▸ What to do:
Transcribe all of the material exactly.

▸ Data shown:
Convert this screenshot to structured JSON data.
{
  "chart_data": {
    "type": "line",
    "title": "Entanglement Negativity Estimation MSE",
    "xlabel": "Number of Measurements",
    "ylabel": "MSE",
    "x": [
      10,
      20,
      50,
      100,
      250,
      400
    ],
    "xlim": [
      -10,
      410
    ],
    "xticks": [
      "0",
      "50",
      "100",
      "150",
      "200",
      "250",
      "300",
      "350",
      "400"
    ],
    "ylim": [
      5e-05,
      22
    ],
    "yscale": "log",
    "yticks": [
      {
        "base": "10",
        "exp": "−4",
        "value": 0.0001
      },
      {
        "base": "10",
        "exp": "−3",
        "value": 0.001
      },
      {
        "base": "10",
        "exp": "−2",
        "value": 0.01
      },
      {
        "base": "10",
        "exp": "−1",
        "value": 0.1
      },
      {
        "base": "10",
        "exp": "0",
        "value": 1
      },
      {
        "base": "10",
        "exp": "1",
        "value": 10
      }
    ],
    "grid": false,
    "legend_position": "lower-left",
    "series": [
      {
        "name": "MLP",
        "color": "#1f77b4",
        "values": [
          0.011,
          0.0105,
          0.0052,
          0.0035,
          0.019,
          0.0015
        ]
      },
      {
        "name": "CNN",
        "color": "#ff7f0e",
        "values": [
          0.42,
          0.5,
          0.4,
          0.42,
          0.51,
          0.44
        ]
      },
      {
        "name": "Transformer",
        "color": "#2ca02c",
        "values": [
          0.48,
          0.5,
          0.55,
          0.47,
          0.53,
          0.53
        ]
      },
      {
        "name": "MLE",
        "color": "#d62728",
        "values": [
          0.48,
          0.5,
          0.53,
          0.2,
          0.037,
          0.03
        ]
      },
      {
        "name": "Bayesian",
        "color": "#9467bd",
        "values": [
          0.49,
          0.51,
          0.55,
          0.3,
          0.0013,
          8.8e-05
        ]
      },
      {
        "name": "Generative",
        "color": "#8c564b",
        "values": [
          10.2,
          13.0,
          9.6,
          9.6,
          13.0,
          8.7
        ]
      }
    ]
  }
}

▸ Solved problem:
Convert this screenshot to structured JSON data.
{
  "chart_data": {
    "type": "line",
    "title": "Entanglement Negativity Estimation MSE",
    "xlabel": "Number of Measurements",
    "ylabel": "MSE",
    "x": [
      10,
      20,
      50,
      100,
      250,
      400
    ],
    "xlim": [
      -10,
      410
    ],
    "xticks": [
      "0",
      "50",
      "100",
      "150",
      "200",
      "250",
      "300",
      "350",
      "400"
    ],
    "ylim": [
      5e-05,
      22
    ],
    "yscale": "log",
    "yticks": [
      {
        "base": "10",
        "exp": "−4",
        "value": 0.0001
      },
      {
        "base": "10",
        "exp": "−3",
        "value": 0.001
      },
      {
        "base": "10",
        "exp": "−2",
        "value": 0.01
      },
      {
        "base": "10",
        "exp": "−1",
        "value": 0.1
      },
      {
        "base": "10",
        "exp": "0",
        "value": 1
      },
      {
        "base": "10",
        "exp": "1",
        "value": 10
      }
    ],
    "grid": false,
    "legend_position": "lower-left",
    "series": [
      {
        "name": "MLP",
        "color": "#1f77b4",
        "values": [
          0.011,
          0.0105,
          0.0052,
          0.0035,
          0.019,
          0.0015
        ]
      },
      {
        "name": "CNN",
        "color": "#ff7f0e",
        "values": [
          0.42,
          0.5,
          0.4,
          0.42,
          0.51,
          0.44
        ]
      },
      {
        "name": "Transformer",
        "color": "#2ca02c",
        "values": [
          0.48,
          0.5,
          0.55,
          0.47,
          0.53,
          0.53
        ]
      },
      {
        "name": "MLE",
        "color": "#d62728",
        "values": [
          0.48,
          0.5,
          0.53,
          0.2,
          0.037,
          0.03
        ]
      },
      {
        "name": "Bayesian",
        "color": "#9467bd",
        "values": [
          0.49,
          0.51,
          0.55,
          0.3,
          0.0013,
          8.8e-05
        ]
      },
      {
        "name": "Generative",
        "color": "#8c564b",
        "values": [
          10.2,
          13.0,
          9.6,
          9.6,
          13.0,
          8.7
        ]
      }
    ]
  }
}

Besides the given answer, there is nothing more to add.